◆ Required task ◆
Your answer should be one number: how many lines of the data include the string "image"?

---- Records for the task

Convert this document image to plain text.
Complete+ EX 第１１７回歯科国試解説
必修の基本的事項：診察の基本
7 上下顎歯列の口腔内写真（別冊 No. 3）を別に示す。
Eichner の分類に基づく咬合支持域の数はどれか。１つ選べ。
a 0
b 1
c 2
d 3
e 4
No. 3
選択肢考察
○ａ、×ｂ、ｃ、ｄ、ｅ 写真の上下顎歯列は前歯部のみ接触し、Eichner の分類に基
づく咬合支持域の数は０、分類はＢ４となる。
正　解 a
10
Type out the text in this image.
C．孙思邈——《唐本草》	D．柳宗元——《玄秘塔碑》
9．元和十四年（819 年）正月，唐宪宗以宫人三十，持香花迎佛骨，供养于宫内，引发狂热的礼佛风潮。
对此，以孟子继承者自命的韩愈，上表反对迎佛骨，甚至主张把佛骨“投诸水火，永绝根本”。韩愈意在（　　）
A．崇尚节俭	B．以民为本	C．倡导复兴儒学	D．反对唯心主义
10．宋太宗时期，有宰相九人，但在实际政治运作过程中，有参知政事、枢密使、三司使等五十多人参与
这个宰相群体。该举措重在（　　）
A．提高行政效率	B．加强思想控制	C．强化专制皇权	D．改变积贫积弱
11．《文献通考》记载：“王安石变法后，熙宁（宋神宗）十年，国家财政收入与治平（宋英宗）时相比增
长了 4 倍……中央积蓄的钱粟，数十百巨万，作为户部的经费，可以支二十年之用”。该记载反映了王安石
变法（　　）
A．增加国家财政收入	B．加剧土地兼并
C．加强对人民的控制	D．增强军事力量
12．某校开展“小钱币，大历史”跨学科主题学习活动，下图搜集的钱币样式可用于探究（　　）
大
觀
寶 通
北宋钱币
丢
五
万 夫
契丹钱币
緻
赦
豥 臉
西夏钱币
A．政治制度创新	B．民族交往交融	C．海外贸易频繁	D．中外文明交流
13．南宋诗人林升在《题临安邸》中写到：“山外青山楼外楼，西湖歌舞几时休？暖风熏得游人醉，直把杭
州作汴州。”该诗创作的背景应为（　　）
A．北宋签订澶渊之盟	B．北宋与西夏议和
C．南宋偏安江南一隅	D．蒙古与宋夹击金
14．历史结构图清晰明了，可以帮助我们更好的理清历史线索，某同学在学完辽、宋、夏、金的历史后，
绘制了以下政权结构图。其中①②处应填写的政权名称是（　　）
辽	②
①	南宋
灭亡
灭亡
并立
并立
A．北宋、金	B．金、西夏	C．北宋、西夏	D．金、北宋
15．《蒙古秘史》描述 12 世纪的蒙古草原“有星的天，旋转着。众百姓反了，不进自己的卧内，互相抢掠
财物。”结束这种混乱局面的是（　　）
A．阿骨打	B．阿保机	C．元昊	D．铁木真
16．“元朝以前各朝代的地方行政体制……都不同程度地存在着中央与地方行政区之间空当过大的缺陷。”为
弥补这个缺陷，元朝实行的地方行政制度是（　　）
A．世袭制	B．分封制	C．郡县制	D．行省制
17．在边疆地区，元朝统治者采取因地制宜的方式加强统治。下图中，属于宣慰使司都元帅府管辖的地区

--------

◆ In response ◆
2